• SET TASK: Show all lines holding "value".
[Start]
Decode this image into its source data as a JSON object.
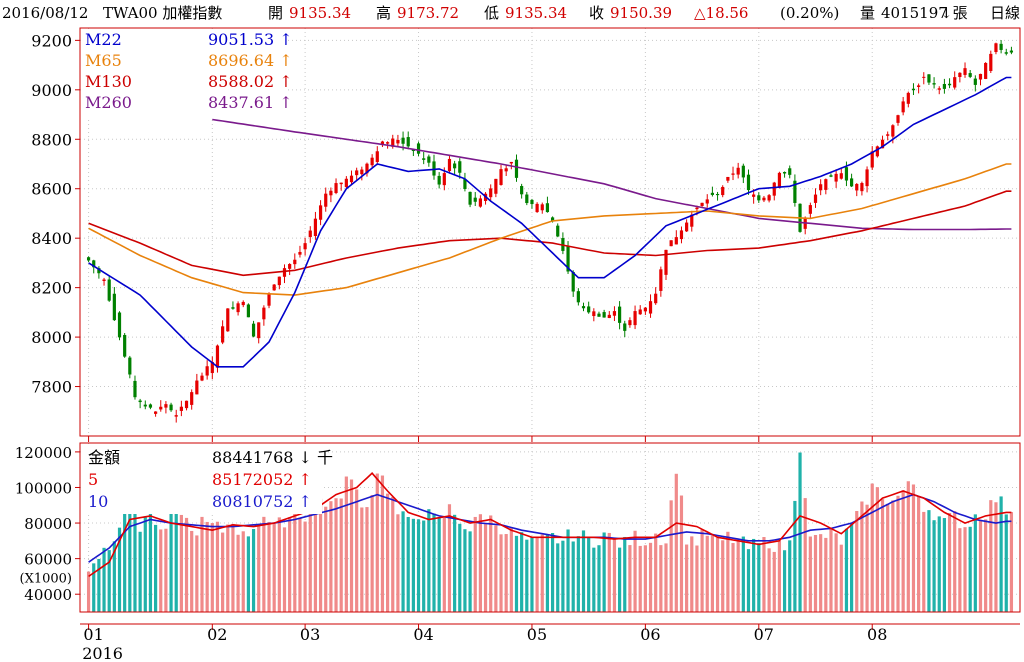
{
  "header": {
    "date": "2016/08/12",
    "symbol": "TWA00 加權指數",
    "open_label": "開",
    "open": "9135.34",
    "high_label": "高",
    "high": "9173.72",
    "low_label": "低",
    "low": "9135.34",
    "close_label": "收",
    "close": "9150.39",
    "change": "△18.56",
    "change_pct": "(0.20%)",
    "volume_label": "量",
    "volume": "4015197",
    "volume_unit": "↓張",
    "period": "日線"
  },
  "colors": {
    "up": "#e60000",
    "down": "#008000",
    "ma22": "#0000cc",
    "ma65": "#e8820c",
    "ma130": "#cc0000",
    "ma260": "#7a1a8c",
    "vol_up": "#f08a8a",
    "vol_down": "#20b2aa",
    "vol_ma5": "#e00000",
    "vol_ma10": "#1a1acc",
    "frame": "#cc0000"
  },
  "price_legend": [
    {
      "label": "M22",
      "value": "9051.53 ↑",
      "color": "#0000cc"
    },
    {
      "label": "M65",
      "value": "8696.64 ↑",
      "color": "#e8820c"
    },
    {
      "label": "M130",
      "value": "8588.02 ↑",
      "color": "#cc0000"
    },
    {
      "label": "M260",
      "value": "8437.61 ↑",
      "color": "#7a1a8c"
    }
  ],
  "volume_legend": [
    {
      "label": "金額",
      "value": "88441768 ↓ 千",
      "color": "#000000"
    },
    {
      "label": "5",
      "value": "85172052 ↑",
      "color": "#e00000"
    },
    {
      "label": "10",
      "value": "80810752 ↑",
      "color": "#1a1acc"
    }
  ],
  "chart_data": {
    "type": "candlestick",
    "price_axis": {
      "ticks": [
        7800,
        8000,
        8200,
        8400,
        8600,
        8800,
        9000,
        9200
      ],
      "ylim": [
        7600,
        9250
      ]
    },
    "volume_axis": {
      "ticks": [
        40000,
        60000,
        80000,
        100000,
        120000
      ],
      "ylim": [
        30000,
        125000
      ],
      "unit_label": "(X1000)"
    },
    "x_axis": {
      "months": [
        "01",
        "02",
        "03",
        "04",
        "05",
        "06",
        "07",
        "08"
      ],
      "year_label": "2016"
    },
    "price_keypoints": [
      [
        0,
        8310
      ],
      [
        3,
        8230
      ],
      [
        6,
        8000
      ],
      [
        9,
        7760
      ],
      [
        11,
        7720
      ],
      [
        13,
        7700
      ],
      [
        15,
        7730
      ],
      [
        17,
        7680
      ],
      [
        19,
        7740
      ],
      [
        21,
        7820
      ],
      [
        24,
        7900
      ],
      [
        27,
        8110
      ],
      [
        30,
        8150
      ],
      [
        32,
        8000
      ],
      [
        34,
        8120
      ],
      [
        36,
        8220
      ],
      [
        38,
        8280
      ],
      [
        40,
        8310
      ],
      [
        42,
        8380
      ],
      [
        44,
        8480
      ],
      [
        46,
        8580
      ],
      [
        48,
        8620
      ],
      [
        51,
        8650
      ],
      [
        54,
        8700
      ],
      [
        57,
        8790
      ],
      [
        60,
        8800
      ],
      [
        63,
        8760
      ],
      [
        66,
        8700
      ],
      [
        68,
        8620
      ],
      [
        70,
        8720
      ],
      [
        72,
        8660
      ],
      [
        74,
        8540
      ],
      [
        76,
        8560
      ],
      [
        78,
        8600
      ],
      [
        80,
        8680
      ],
      [
        82,
        8700
      ],
      [
        84,
        8570
      ],
      [
        86,
        8530
      ],
      [
        88,
        8540
      ],
      [
        90,
        8470
      ],
      [
        92,
        8350
      ],
      [
        94,
        8180
      ],
      [
        96,
        8110
      ],
      [
        98,
        8100
      ],
      [
        100,
        8080
      ],
      [
        102,
        8100
      ],
      [
        104,
        8030
      ],
      [
        106,
        8100
      ],
      [
        108,
        8120
      ],
      [
        110,
        8180
      ],
      [
        112,
        8360
      ],
      [
        114,
        8410
      ],
      [
        116,
        8470
      ],
      [
        118,
        8520
      ],
      [
        120,
        8560
      ],
      [
        122,
        8580
      ],
      [
        124,
        8640
      ],
      [
        126,
        8690
      ],
      [
        128,
        8590
      ],
      [
        130,
        8560
      ],
      [
        132,
        8580
      ],
      [
        134,
        8670
      ],
      [
        136,
        8650
      ],
      [
        138,
        8430
      ],
      [
        140,
        8530
      ],
      [
        142,
        8620
      ],
      [
        144,
        8640
      ],
      [
        146,
        8670
      ],
      [
        148,
        8610
      ],
      [
        150,
        8620
      ],
      [
        152,
        8750
      ],
      [
        154,
        8800
      ],
      [
        156,
        8850
      ],
      [
        158,
        8960
      ],
      [
        160,
        9000
      ],
      [
        162,
        9050
      ],
      [
        164,
        9020
      ],
      [
        166,
        9000
      ],
      [
        168,
        9050
      ],
      [
        170,
        9080
      ],
      [
        172,
        9020
      ],
      [
        174,
        9100
      ],
      [
        176,
        9180
      ],
      [
        178,
        9150
      ]
    ],
    "ma_keypoints": {
      "M22": [
        [
          0,
          8300
        ],
        [
          10,
          8170
        ],
        [
          20,
          7960
        ],
        [
          25,
          7880
        ],
        [
          30,
          7880
        ],
        [
          35,
          7980
        ],
        [
          40,
          8180
        ],
        [
          45,
          8430
        ],
        [
          50,
          8600
        ],
        [
          56,
          8700
        ],
        [
          62,
          8670
        ],
        [
          68,
          8680
        ],
        [
          73,
          8640
        ],
        [
          78,
          8550
        ],
        [
          84,
          8460
        ],
        [
          90,
          8340
        ],
        [
          95,
          8240
        ],
        [
          100,
          8240
        ],
        [
          106,
          8330
        ],
        [
          112,
          8450
        ],
        [
          118,
          8500
        ],
        [
          124,
          8550
        ],
        [
          130,
          8600
        ],
        [
          136,
          8610
        ],
        [
          142,
          8650
        ],
        [
          148,
          8700
        ],
        [
          154,
          8770
        ],
        [
          160,
          8860
        ],
        [
          166,
          8920
        ],
        [
          172,
          8980
        ],
        [
          178,
          9050
        ]
      ],
      "M65": [
        [
          0,
          8440
        ],
        [
          10,
          8330
        ],
        [
          20,
          8240
        ],
        [
          30,
          8180
        ],
        [
          40,
          8170
        ],
        [
          50,
          8200
        ],
        [
          60,
          8260
        ],
        [
          70,
          8320
        ],
        [
          80,
          8400
        ],
        [
          90,
          8470
        ],
        [
          100,
          8490
        ],
        [
          110,
          8500
        ],
        [
          120,
          8510
        ],
        [
          130,
          8490
        ],
        [
          140,
          8480
        ],
        [
          150,
          8520
        ],
        [
          160,
          8580
        ],
        [
          170,
          8640
        ],
        [
          178,
          8700
        ]
      ],
      "M130": [
        [
          0,
          8460
        ],
        [
          10,
          8380
        ],
        [
          20,
          8290
        ],
        [
          30,
          8250
        ],
        [
          40,
          8270
        ],
        [
          50,
          8320
        ],
        [
          60,
          8360
        ],
        [
          70,
          8390
        ],
        [
          80,
          8400
        ],
        [
          90,
          8380
        ],
        [
          100,
          8340
        ],
        [
          110,
          8330
        ],
        [
          120,
          8350
        ],
        [
          130,
          8360
        ],
        [
          140,
          8390
        ],
        [
          150,
          8430
        ],
        [
          160,
          8480
        ],
        [
          170,
          8530
        ],
        [
          178,
          8590
        ]
      ],
      "M260": [
        [
          24,
          8880
        ],
        [
          40,
          8830
        ],
        [
          60,
          8770
        ],
        [
          80,
          8700
        ],
        [
          100,
          8620
        ],
        [
          110,
          8560
        ],
        [
          120,
          8520
        ],
        [
          130,
          8480
        ],
        [
          140,
          8460
        ],
        [
          150,
          8440
        ],
        [
          160,
          8435
        ],
        [
          170,
          8435
        ],
        [
          178,
          8437
        ]
      ]
    },
    "volume_keypoints": [
      [
        0,
        55000
      ],
      [
        2,
        62000
      ],
      [
        4,
        68000
      ],
      [
        6,
        80000
      ],
      [
        8,
        95000
      ],
      [
        10,
        78000
      ],
      [
        12,
        90000
      ],
      [
        14,
        72000
      ],
      [
        16,
        82000
      ],
      [
        18,
        88000
      ],
      [
        20,
        74000
      ],
      [
        22,
        80000
      ],
      [
        24,
        78000
      ],
      [
        26,
        76000
      ],
      [
        28,
        82000
      ],
      [
        30,
        72000
      ],
      [
        32,
        78000
      ],
      [
        34,
        85000
      ],
      [
        36,
        76000
      ],
      [
        38,
        82000
      ],
      [
        40,
        86000
      ],
      [
        42,
        84000
      ],
      [
        44,
        95000
      ],
      [
        46,
        92000
      ],
      [
        48,
        90000
      ],
      [
        50,
        105000
      ],
      [
        52,
        98000
      ],
      [
        54,
        88000
      ],
      [
        56,
        110000
      ],
      [
        58,
        100000
      ],
      [
        60,
        85000
      ],
      [
        62,
        80000
      ],
      [
        64,
        86000
      ],
      [
        66,
        84000
      ],
      [
        68,
        80000
      ],
      [
        70,
        88000
      ],
      [
        72,
        82000
      ],
      [
        74,
        76000
      ],
      [
        76,
        84000
      ],
      [
        78,
        82000
      ],
      [
        80,
        78000
      ],
      [
        82,
        74000
      ],
      [
        84,
        72000
      ],
      [
        86,
        68000
      ],
      [
        88,
        70000
      ],
      [
        90,
        72000
      ],
      [
        92,
        70000
      ],
      [
        94,
        74000
      ],
      [
        96,
        72000
      ],
      [
        98,
        70000
      ],
      [
        100,
        74000
      ],
      [
        102,
        70000
      ],
      [
        104,
        68000
      ],
      [
        106,
        72000
      ],
      [
        108,
        70000
      ],
      [
        110,
        74000
      ],
      [
        112,
        70000
      ],
      [
        114,
        112000
      ],
      [
        116,
        72000
      ],
      [
        118,
        70000
      ],
      [
        120,
        74000
      ],
      [
        122,
        68000
      ],
      [
        124,
        72000
      ],
      [
        126,
        70000
      ],
      [
        128,
        66000
      ],
      [
        130,
        68000
      ],
      [
        132,
        70000
      ],
      [
        134,
        66000
      ],
      [
        136,
        68000
      ],
      [
        138,
        124000
      ],
      [
        140,
        70000
      ],
      [
        142,
        72000
      ],
      [
        144,
        74000
      ],
      [
        146,
        70000
      ],
      [
        148,
        78000
      ],
      [
        150,
        88000
      ],
      [
        152,
        100000
      ],
      [
        154,
        96000
      ],
      [
        156,
        92000
      ],
      [
        158,
        98000
      ],
      [
        160,
        102000
      ],
      [
        162,
        90000
      ],
      [
        164,
        86000
      ],
      [
        166,
        80000
      ],
      [
        168,
        84000
      ],
      [
        170,
        78000
      ],
      [
        172,
        84000
      ],
      [
        174,
        86000
      ],
      [
        176,
        94000
      ],
      [
        178,
        88000
      ]
    ],
    "volume_ma_keypoints": {
      "5": [
        [
          0,
          50000
        ],
        [
          4,
          58000
        ],
        [
          8,
          82000
        ],
        [
          12,
          84000
        ],
        [
          16,
          80000
        ],
        [
          20,
          78000
        ],
        [
          24,
          76000
        ],
        [
          28,
          79000
        ],
        [
          32,
          78000
        ],
        [
          36,
          80000
        ],
        [
          40,
          84000
        ],
        [
          44,
          88000
        ],
        [
          48,
          96000
        ],
        [
          52,
          100000
        ],
        [
          55,
          108000
        ],
        [
          58,
          98000
        ],
        [
          62,
          86000
        ],
        [
          66,
          82000
        ],
        [
          70,
          84000
        ],
        [
          74,
          80000
        ],
        [
          78,
          82000
        ],
        [
          82,
          76000
        ],
        [
          86,
          72000
        ],
        [
          90,
          72000
        ],
        [
          94,
          72000
        ],
        [
          98,
          72000
        ],
        [
          102,
          71000
        ],
        [
          106,
          72000
        ],
        [
          110,
          72000
        ],
        [
          114,
          80000
        ],
        [
          118,
          78000
        ],
        [
          122,
          72000
        ],
        [
          126,
          70000
        ],
        [
          130,
          68000
        ],
        [
          134,
          70000
        ],
        [
          138,
          84000
        ],
        [
          142,
          80000
        ],
        [
          146,
          74000
        ],
        [
          150,
          84000
        ],
        [
          154,
          94000
        ],
        [
          158,
          98000
        ],
        [
          162,
          94000
        ],
        [
          166,
          86000
        ],
        [
          170,
          80000
        ],
        [
          174,
          84000
        ],
        [
          178,
          86000
        ]
      ],
      "10": [
        [
          0,
          58000
        ],
        [
          4,
          66000
        ],
        [
          8,
          78000
        ],
        [
          12,
          82000
        ],
        [
          16,
          80000
        ],
        [
          20,
          79000
        ],
        [
          24,
          78000
        ],
        [
          28,
          78000
        ],
        [
          32,
          79000
        ],
        [
          36,
          80000
        ],
        [
          40,
          82000
        ],
        [
          44,
          85000
        ],
        [
          48,
          88000
        ],
        [
          52,
          92000
        ],
        [
          56,
          96000
        ],
        [
          60,
          92000
        ],
        [
          64,
          88000
        ],
        [
          68,
          84000
        ],
        [
          72,
          82000
        ],
        [
          76,
          80000
        ],
        [
          80,
          79000
        ],
        [
          84,
          76000
        ],
        [
          88,
          74000
        ],
        [
          92,
          72000
        ],
        [
          96,
          72000
        ],
        [
          100,
          72000
        ],
        [
          104,
          71000
        ],
        [
          108,
          71000
        ],
        [
          112,
          73000
        ],
        [
          116,
          75000
        ],
        [
          120,
          74000
        ],
        [
          124,
          72000
        ],
        [
          128,
          70000
        ],
        [
          132,
          70000
        ],
        [
          136,
          72000
        ],
        [
          140,
          76000
        ],
        [
          144,
          77000
        ],
        [
          148,
          80000
        ],
        [
          152,
          86000
        ],
        [
          156,
          92000
        ],
        [
          160,
          96000
        ],
        [
          164,
          92000
        ],
        [
          168,
          86000
        ],
        [
          172,
          82000
        ],
        [
          176,
          80000
        ],
        [
          178,
          81000
        ]
      ]
    }
  }
}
[End]
• CORRECT RESULT:
      "value": "9051.53 ↑",
      "value": "8696.64 ↑",
      "value": "8588.02 ↑",
      "value": "8437.61 ↑",
      "value": "88441768 ↓ 千",
      "value": "85172052 ↑",
      "value": "80810752 ↑",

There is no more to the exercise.